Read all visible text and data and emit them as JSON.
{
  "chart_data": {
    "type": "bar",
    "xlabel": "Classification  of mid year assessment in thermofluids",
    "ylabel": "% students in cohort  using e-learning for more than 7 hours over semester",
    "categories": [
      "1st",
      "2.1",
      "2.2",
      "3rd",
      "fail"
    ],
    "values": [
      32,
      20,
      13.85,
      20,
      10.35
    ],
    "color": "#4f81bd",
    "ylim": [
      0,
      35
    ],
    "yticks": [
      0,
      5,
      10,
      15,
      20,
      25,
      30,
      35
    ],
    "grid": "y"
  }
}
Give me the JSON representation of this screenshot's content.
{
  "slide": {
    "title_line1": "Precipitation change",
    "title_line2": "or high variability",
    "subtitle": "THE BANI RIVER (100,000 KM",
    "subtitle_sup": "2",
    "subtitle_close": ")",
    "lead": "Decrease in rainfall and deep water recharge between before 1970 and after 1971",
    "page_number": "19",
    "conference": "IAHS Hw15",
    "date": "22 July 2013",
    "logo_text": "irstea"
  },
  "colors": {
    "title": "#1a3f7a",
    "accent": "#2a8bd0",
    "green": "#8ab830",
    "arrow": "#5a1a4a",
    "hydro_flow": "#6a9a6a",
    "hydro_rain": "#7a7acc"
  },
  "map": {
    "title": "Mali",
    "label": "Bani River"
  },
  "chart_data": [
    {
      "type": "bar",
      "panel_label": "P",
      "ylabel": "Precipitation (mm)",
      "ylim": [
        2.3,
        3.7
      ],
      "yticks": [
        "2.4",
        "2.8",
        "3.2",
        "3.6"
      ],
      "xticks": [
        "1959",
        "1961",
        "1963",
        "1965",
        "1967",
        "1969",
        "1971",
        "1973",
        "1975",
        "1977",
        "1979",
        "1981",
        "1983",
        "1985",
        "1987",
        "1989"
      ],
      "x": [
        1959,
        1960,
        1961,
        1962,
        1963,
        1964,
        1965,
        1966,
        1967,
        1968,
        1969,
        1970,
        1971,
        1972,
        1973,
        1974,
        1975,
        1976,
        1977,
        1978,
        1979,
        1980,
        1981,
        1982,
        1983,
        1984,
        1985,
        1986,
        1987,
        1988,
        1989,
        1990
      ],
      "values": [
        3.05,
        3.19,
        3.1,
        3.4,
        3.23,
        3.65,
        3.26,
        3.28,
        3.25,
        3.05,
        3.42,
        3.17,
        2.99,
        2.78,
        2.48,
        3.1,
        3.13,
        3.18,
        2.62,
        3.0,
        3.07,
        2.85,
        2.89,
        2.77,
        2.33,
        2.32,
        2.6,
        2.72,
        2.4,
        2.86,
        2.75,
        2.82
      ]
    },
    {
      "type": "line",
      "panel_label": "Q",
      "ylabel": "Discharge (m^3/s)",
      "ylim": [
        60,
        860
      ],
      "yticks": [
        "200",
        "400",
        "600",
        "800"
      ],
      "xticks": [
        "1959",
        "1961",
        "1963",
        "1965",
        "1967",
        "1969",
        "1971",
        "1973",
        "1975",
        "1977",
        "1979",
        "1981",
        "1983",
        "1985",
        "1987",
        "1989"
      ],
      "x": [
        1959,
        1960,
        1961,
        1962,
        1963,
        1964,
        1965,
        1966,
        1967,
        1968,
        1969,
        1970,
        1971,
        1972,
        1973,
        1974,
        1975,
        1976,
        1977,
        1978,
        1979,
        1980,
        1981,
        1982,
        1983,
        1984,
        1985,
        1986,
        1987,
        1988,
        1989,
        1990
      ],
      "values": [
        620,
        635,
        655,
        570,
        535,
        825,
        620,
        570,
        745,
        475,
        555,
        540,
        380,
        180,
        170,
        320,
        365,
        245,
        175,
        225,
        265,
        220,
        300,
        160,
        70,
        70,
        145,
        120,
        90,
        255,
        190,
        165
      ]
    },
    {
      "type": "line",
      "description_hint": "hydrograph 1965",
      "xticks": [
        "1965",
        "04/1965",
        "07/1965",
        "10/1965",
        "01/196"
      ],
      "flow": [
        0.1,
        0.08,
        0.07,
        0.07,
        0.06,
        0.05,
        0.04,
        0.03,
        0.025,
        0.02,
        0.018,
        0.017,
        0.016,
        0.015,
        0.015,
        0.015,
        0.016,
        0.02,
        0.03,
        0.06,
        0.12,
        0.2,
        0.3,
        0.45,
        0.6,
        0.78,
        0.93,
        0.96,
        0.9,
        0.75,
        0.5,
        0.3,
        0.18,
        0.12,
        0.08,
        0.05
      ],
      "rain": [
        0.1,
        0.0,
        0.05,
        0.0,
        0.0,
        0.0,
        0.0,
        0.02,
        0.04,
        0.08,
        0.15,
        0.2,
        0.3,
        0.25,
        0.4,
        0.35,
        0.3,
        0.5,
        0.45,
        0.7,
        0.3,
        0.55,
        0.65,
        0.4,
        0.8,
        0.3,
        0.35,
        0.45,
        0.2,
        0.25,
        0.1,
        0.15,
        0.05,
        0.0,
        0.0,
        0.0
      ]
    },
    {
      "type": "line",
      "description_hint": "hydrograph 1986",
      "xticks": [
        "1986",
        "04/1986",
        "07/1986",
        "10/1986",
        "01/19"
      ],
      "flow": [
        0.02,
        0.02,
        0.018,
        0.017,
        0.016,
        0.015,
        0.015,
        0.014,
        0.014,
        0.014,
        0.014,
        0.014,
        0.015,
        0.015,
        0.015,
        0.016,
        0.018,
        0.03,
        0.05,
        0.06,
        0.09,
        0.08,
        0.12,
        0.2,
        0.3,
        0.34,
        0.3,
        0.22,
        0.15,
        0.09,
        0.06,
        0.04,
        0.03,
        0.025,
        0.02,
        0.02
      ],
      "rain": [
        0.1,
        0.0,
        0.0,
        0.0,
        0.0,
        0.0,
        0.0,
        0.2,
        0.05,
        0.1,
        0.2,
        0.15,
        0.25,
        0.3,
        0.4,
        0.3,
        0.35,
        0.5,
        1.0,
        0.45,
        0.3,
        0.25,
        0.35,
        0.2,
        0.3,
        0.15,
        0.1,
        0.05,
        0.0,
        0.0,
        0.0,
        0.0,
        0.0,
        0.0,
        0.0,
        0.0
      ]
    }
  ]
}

——————————

Extract every entry above as it appears.

Read all visible text and data and emit them as JSON.
{
  "chart_data": {
    "type": "bar",
    "xlabel": "Classification  of mid year assessment in thermofluids",
    "ylabel": "% students in cohort  using e-learning for more than 7 hours over semester",
    "categories": [
      "1st",
      "2.1",
      "2.2",
      "3rd",
      "fail"
    ],
    "values": [
      32,
      20,
      13.85,
      20,
      10.35
    ],
    "color": "#4f81bd",
    "ylim": [
      0,
      35
    ],
    "yticks": [
      0,
      5,
      10,
      15,
      20,
      25,
      30,
      35
    ],
    "grid": "y"
  }
}
Give me the JSON representation of this screenshot's content.
{
  "slide": {
    "title_line1": "Precipitation change",
    "title_line2": "or high variability",
    "subtitle": "THE BANI RIVER (100,000 KM",
    "subtitle_sup": "2",
    "subtitle_close": ")",
    "lead": "Decrease in rainfall and deep water recharge between before 1970 and after 1971",
    "page_number": "19",
    "conference": "IAHS Hw15",
    "date": "22 July 2013",
    "logo_text": "irstea"
  },
  "colors": {
    "title": "#1a3f7a",
    "accent": "#2a8bd0",
    "green": "#8ab830",
    "arrow": "#5a1a4a",
    "hydro_flow": "#6a9a6a",
    "hydro_rain": "#7a7acc"
  },
  "map": {
    "title": "Mali",
    "label": "Bani River"
  },
  "chart_data": [
    {
      "type": "bar",
      "panel_label": "P",
      "ylabel": "Precipitation (mm)",
      "ylim": [
        2.3,
        3.7
      ],
      "yticks": [
        "2.4",
        "2.8",
        "3.2",
        "3.6"
      ],
      "xticks": [
        "1959",
        "1961",
        "1963",
        "1965",
        "1967",
        "1969",
        "1971",
        "1973",
        "1975",
        "1977",
        "1979",
        "1981",
        "1983",
        "1985",
        "1987",
        "1989"
      ],
      "x": [
        1959,
        1960,
        1961,
        1962,
        1963,
        1964,
        1965,
        1966,
        1967,
        1968,
        1969,
        1970,
        1971,
        1972,
        1973,
        1974,
        1975,
        1976,
        1977,
        1978,
        1979,
        1980,
        1981,
        1982,
        1983,
        1984,
        1985,
        1986,
        1987,
        1988,
        1989,
        1990
      ],
      "values": [
        3.05,
        3.19,
        3.1,
        3.4,
        3.23,
        3.65,
        3.26,
        3.28,
        3.25,
        3.05,
        3.42,
        3.17,
        2.99,
        2.78,
        2.48,
        3.1,
        3.13,
        3.18,
        2.62,
        3.0,
        3.07,
        2.85,
        2.89,
        2.77,
        2.33,
        2.32,
        2.6,
        2.72,
        2.4,
        2.86,
        2.75,
        2.82
      ]
    },
    {
      "type": "line",
      "panel_label": "Q",
      "ylabel": "Discharge (m^3/s)",
      "ylim": [
        60,
        860
      ],
      "yticks": [
        "200",
        "400",
        "600",
        "800"
      ],
      "xticks": [
        "1959",
        "1961",
        "1963",
        "1965",
        "1967",
        "1969",
        "1971",
        "1973",
        "1975",
        "1977",
        "1979",
        "1981",
        "1983",
        "1985",
        "1987",
        "1989"
      ],
      "x": [
        1959,
        1960,
        1961,
        1962,
        1963,
        1964,
        1965,
        1966,
        1967,
        1968,
        1969,
        1970,
        1971,
        1972,
        1973,
        1974,
        1975,
        1976,
        1977,
        1978,
        1979,
        1980,
        1981,
        1982,
        1983,
        1984,
        1985,
        1986,
        1987,
        1988,
        1989,
        1990
      ],
      "values": [
        620,
        635,
        655,
        570,
        535,
        825,
        620,
        570,
        745,
        475,
        555,
        540,
        380,
        180,
        170,
        320,
        365,
        245,
        175,
        225,
        265,
        220,
        300,
        160,
        70,
        70,
        145,
        120,
        90,
        255,
        190,
        165
      ]
    },
    {
      "type": "line",
      "description_hint": "hydrograph 1965",
      "xticks": [
        "1965",
        "04/1965",
        "07/1965",
        "10/1965",
        "01/196"
      ],
      "flow": [
        0.1,
        0.08,
        0.07,
        0.07,
        0.06,
        0.05,
        0.04,
        0.03,
        0.025,
        0.02,
        0.018,
        0.017,
        0.016,
        0.015,
        0.015,
        0.015,
        0.016,
        0.02,
        0.03,
        0.06,
        0.12,
        0.2,
        0.3,
        0.45,
        0.6,
        0.78,
        0.93,
        0.96,
        0.9,
        0.75,
        0.5,
        0.3,
        0.18,
        0.12,
        0.08,
        0.05
      ],
      "rain": [
        0.1,
        0.0,
        0.05,
        0.0,
        0.0,
        0.0,
        0.0,
        0.02,
        0.04,
        0.08,
        0.15,
        0.2,
        0.3,
        0.25,
        0.4,
        0.35,
        0.3,
        0.5,
        0.45,
        0.7,
        0.3,
        0.55,
        0.65,
        0.4,
        0.8,
        0.3,
        0.35,
        0.45,
        0.2,
        0.25,
        0.1,
        0.15,
        0.05,
        0.0,
        0.0,
        0.0
      ]
    },
    {
      "type": "line",
      "description_hint": "hydrograph 1986",
      "xticks": [
        "1986",
        "04/1986",
        "07/1986",
        "10/1986",
        "01/19"
      ],
      "flow": [
        0.02,
        0.02,
        0.018,
        0.017,
        0.016,
        0.015,
        0.015,
        0.014,
        0.014,
        0.014,
        0.014,
        0.014,
        0.015,
        0.015,
        0.015,
        0.016,
        0.018,
        0.03,
        0.05,
        0.06,
        0.09,
        0.08,
        0.12,
        0.2,
        0.3,
        0.34,
        0.3,
        0.22,
        0.15,
        0.09,
        0.06,
        0.04,
        0.03,
        0.025,
        0.02,
        0.02
      ],
      "rain": [
        0.1,
        0.0,
        0.0,
        0.0,
        0.0,
        0.0,
        0.0,
        0.2,
        0.05,
        0.1,
        0.2,
        0.15,
        0.25,
        0.3,
        0.4,
        0.3,
        0.35,
        0.5,
        1.0,
        0.45,
        0.3,
        0.25,
        0.35,
        0.2,
        0.3,
        0.15,
        0.1,
        0.05,
        0.0,
        0.0,
        0.0,
        0.0,
        0.0,
        0.0,
        0.0,
        0.0
      ]
    }
  ]
}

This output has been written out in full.